## Begin Dataset entries
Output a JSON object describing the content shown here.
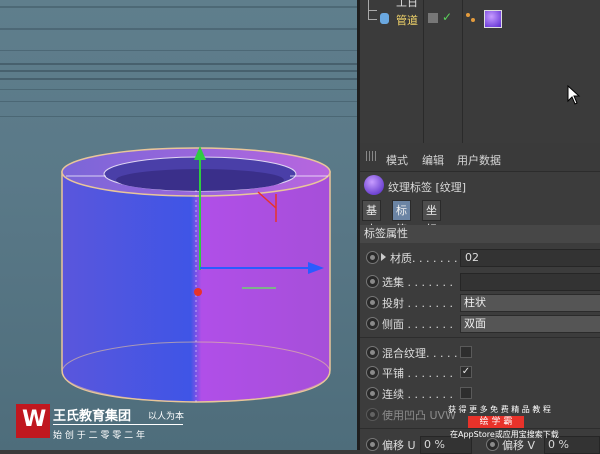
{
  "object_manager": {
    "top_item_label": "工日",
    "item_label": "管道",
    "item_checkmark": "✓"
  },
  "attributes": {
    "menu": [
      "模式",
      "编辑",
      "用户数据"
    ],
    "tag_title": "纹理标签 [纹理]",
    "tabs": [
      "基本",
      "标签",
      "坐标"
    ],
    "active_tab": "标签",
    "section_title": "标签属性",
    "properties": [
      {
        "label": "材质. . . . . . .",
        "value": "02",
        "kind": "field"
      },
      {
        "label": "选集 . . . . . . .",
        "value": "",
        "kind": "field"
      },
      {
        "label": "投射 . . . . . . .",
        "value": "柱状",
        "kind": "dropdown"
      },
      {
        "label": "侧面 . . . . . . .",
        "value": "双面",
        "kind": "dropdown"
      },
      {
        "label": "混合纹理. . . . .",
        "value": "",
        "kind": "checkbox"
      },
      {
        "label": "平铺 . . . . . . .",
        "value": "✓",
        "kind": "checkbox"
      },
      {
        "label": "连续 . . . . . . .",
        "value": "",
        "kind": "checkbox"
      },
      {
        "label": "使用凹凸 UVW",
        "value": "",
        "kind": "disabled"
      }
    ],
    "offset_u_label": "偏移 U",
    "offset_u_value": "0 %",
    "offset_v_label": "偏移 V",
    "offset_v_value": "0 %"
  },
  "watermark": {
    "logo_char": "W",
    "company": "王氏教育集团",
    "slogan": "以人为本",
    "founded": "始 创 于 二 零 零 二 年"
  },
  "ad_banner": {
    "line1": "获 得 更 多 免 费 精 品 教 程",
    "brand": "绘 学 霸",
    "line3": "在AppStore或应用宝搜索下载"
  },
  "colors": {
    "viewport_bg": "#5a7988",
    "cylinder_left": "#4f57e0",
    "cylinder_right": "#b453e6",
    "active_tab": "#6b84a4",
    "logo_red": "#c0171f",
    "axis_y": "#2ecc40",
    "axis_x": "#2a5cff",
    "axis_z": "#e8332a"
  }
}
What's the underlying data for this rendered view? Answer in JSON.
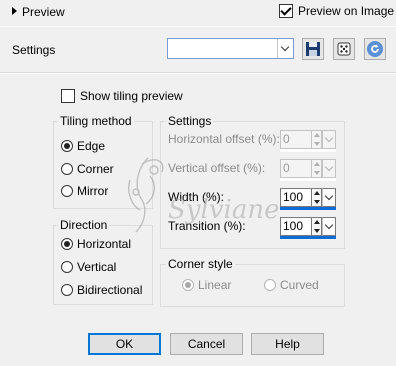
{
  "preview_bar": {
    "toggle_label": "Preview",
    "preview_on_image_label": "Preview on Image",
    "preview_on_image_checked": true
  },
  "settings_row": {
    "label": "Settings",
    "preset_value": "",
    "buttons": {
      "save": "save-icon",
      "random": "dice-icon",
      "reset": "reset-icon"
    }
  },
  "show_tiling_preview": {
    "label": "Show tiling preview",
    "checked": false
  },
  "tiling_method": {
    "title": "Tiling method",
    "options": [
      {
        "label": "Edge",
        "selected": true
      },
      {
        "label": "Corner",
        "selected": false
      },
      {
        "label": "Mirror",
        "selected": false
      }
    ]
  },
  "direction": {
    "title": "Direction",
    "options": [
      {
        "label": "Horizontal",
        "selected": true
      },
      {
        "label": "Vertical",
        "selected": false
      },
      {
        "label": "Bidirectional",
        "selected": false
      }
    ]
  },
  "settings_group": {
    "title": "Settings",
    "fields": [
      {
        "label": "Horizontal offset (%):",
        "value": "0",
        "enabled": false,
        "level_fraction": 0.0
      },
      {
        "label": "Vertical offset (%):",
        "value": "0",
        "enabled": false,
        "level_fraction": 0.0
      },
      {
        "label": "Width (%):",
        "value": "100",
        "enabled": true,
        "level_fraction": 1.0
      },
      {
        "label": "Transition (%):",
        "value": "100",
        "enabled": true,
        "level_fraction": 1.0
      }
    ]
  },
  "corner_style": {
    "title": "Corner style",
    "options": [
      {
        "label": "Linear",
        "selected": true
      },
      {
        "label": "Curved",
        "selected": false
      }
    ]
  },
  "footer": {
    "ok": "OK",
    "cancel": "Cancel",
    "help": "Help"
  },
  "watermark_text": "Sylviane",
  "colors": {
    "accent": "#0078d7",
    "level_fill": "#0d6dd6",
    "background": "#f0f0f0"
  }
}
## End Dataset entries
## Begin Dataset entries
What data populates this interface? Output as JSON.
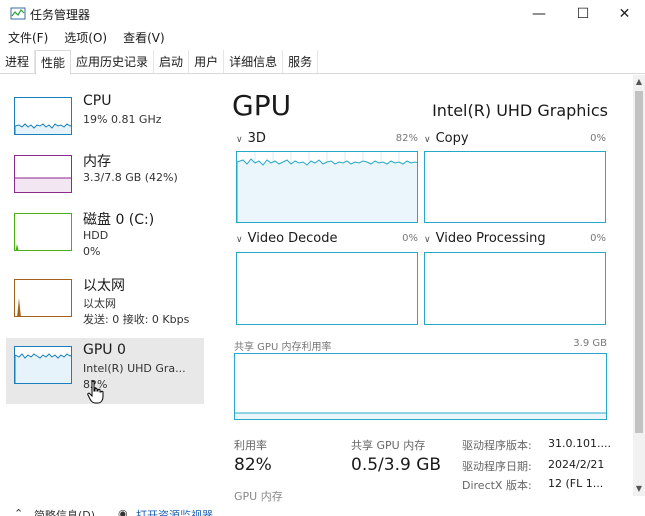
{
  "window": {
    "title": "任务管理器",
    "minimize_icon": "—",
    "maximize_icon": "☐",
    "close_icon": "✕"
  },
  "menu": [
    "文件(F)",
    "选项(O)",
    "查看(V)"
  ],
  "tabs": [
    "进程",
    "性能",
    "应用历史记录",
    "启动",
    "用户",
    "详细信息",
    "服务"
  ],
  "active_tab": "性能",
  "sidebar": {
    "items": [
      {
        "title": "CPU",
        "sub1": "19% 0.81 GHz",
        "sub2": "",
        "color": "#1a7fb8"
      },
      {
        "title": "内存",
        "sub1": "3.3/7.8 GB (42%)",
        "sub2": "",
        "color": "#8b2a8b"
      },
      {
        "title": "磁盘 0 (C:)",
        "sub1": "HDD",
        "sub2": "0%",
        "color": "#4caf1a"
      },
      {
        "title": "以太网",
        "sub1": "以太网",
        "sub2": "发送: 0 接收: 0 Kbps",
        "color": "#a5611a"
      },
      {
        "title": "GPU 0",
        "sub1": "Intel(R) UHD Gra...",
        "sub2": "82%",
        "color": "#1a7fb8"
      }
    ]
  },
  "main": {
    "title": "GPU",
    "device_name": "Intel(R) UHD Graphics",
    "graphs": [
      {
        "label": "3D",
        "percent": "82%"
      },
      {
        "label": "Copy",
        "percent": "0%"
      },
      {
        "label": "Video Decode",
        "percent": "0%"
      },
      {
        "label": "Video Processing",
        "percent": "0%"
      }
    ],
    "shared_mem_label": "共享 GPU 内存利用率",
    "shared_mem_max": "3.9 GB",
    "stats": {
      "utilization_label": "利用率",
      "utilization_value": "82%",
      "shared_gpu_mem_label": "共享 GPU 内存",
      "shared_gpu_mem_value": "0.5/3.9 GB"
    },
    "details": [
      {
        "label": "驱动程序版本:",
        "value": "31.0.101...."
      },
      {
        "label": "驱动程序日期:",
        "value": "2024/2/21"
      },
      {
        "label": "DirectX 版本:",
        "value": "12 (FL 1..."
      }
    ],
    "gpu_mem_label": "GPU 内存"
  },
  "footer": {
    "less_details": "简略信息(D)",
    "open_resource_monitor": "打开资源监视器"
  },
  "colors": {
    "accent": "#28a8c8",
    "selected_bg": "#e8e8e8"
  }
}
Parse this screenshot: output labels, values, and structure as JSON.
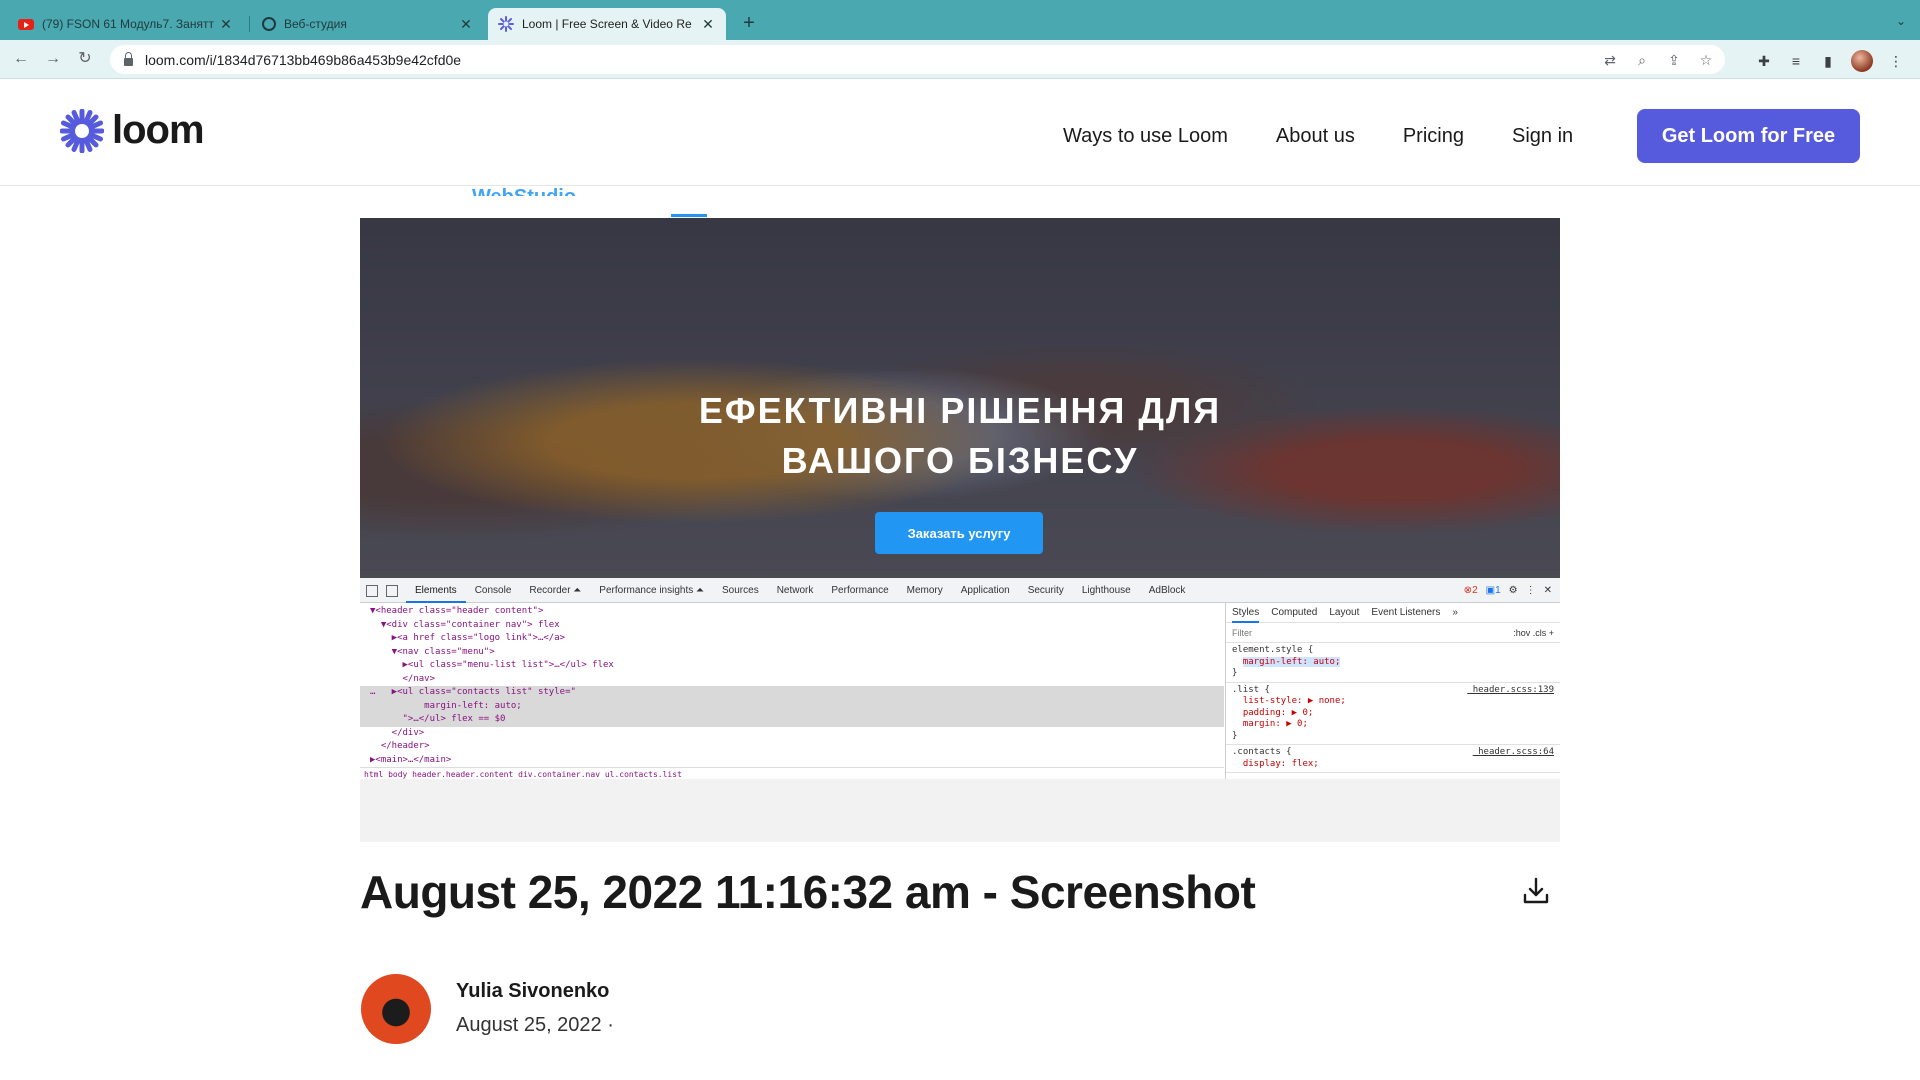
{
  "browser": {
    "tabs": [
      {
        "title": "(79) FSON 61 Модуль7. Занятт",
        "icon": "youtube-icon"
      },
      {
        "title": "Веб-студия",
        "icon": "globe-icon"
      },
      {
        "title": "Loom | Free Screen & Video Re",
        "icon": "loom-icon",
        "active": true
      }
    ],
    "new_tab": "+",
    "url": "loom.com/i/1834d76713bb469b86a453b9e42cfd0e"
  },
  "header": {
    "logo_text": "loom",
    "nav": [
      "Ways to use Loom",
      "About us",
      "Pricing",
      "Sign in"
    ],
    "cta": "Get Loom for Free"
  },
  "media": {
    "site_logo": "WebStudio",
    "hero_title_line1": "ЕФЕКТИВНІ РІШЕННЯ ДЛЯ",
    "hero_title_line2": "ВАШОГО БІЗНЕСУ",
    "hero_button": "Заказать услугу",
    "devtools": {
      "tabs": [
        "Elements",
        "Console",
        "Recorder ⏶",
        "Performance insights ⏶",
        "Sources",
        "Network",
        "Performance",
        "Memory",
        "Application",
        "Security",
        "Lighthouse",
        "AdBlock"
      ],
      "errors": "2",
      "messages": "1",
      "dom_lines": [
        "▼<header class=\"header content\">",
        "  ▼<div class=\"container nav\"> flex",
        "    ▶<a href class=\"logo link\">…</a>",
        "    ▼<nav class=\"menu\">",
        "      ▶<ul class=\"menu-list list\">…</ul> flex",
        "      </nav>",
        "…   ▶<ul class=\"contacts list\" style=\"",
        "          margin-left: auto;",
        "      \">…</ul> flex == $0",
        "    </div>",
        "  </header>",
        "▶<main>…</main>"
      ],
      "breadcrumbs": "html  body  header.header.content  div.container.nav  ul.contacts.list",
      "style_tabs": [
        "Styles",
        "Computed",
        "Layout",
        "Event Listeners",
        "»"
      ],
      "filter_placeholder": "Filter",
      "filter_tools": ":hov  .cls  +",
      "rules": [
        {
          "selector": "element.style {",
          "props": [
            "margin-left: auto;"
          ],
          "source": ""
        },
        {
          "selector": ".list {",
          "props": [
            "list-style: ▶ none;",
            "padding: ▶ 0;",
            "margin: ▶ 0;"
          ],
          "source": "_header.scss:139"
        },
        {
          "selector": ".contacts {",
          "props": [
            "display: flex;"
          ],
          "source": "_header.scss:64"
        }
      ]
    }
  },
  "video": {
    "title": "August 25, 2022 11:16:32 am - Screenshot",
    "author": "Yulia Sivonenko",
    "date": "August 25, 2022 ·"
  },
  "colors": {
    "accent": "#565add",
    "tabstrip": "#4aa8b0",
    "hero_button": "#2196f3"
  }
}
## End Dataset entries
## Begin Dataset entries
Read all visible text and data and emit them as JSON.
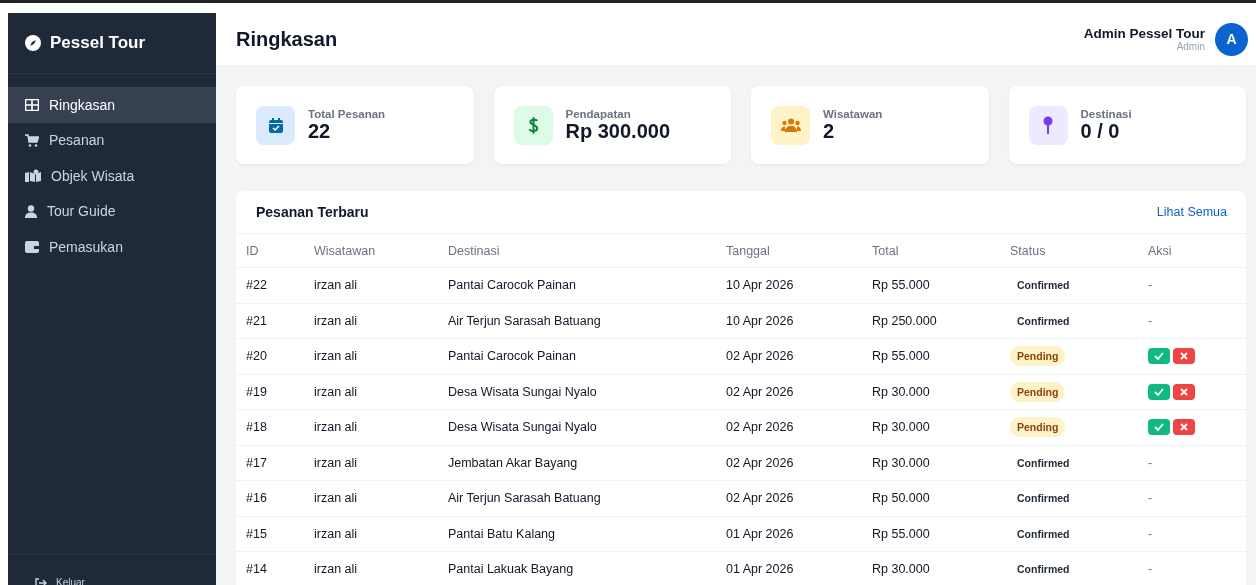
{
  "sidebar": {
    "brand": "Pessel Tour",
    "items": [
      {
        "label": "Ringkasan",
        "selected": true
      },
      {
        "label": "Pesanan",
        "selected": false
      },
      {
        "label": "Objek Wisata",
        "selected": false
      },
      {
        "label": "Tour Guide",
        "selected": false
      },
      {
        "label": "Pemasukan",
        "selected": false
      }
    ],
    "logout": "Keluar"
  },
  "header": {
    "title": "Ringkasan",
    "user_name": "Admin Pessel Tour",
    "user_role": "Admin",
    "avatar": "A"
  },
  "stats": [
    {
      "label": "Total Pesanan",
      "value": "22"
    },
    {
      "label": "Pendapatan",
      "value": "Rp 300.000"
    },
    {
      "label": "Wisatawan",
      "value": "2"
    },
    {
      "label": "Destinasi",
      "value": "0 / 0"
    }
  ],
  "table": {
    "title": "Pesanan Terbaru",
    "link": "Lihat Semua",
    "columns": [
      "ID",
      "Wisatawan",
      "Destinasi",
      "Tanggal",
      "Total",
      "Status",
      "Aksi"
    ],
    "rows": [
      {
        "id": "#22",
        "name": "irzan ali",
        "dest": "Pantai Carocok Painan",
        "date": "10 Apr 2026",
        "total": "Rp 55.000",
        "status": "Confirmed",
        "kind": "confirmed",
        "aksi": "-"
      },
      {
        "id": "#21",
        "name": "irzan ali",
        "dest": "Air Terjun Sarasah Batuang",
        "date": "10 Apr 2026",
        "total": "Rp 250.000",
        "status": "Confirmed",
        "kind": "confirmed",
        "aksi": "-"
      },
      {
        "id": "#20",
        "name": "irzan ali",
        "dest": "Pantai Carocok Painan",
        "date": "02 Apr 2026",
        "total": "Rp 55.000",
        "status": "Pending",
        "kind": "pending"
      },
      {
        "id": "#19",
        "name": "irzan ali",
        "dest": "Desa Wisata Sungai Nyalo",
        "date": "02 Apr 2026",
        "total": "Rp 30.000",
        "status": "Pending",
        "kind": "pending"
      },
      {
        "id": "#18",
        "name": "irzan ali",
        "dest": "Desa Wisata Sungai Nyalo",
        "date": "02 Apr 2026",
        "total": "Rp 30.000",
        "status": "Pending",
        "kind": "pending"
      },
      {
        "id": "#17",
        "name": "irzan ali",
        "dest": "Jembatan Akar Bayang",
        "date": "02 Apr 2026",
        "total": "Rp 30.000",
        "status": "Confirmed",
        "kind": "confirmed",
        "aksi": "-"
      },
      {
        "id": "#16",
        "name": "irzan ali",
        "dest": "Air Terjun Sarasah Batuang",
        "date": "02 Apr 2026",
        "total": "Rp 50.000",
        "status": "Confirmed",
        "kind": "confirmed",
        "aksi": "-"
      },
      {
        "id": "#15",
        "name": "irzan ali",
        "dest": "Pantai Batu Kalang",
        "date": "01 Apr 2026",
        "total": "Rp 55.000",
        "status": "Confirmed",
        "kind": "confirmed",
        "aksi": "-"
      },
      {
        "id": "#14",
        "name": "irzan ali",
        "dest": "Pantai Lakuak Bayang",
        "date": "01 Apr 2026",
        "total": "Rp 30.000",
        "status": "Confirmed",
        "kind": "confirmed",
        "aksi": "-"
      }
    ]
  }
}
## End Dataset entries
Report the number of lines in the listing above that include the word "content", and nothing else.

*Exercise response:*
3